→ **Supplied records**:
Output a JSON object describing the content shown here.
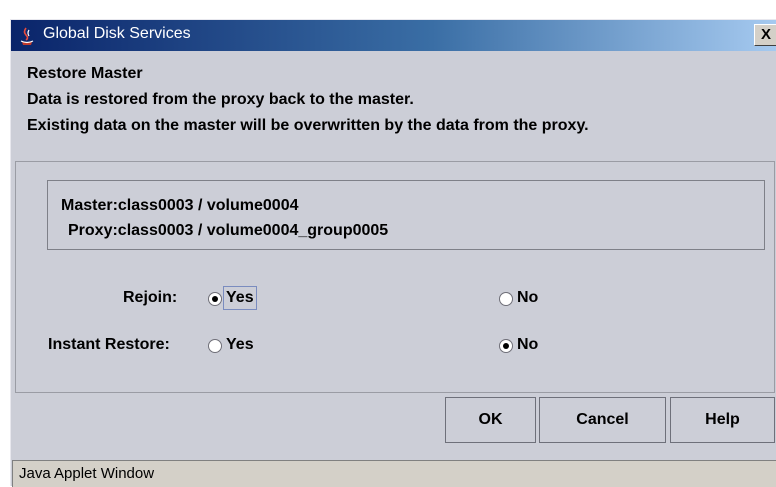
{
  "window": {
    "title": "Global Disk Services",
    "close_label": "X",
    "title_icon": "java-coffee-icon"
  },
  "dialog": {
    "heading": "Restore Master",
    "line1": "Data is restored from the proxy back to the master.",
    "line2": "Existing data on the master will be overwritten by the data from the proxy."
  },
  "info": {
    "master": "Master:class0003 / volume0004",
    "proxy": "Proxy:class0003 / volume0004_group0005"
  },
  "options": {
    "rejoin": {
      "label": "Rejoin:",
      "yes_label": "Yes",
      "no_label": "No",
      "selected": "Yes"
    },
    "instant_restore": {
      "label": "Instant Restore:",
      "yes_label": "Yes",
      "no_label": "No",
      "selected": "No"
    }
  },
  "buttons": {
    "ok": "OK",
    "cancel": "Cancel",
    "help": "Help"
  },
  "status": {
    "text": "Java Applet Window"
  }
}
* * *
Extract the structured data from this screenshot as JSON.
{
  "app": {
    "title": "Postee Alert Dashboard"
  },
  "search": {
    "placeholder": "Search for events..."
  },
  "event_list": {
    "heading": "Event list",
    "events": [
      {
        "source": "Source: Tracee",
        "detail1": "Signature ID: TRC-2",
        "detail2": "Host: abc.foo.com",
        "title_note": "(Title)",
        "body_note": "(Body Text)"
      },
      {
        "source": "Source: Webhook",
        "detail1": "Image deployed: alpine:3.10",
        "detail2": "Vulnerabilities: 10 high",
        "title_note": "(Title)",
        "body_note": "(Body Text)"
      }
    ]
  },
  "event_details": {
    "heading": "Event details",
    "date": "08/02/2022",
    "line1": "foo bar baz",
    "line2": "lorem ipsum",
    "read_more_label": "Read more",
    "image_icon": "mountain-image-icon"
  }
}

→ **Exercise**:
Tally every line of the data that holds the word "icon" and write the count alone.

→ **Completed task**:
2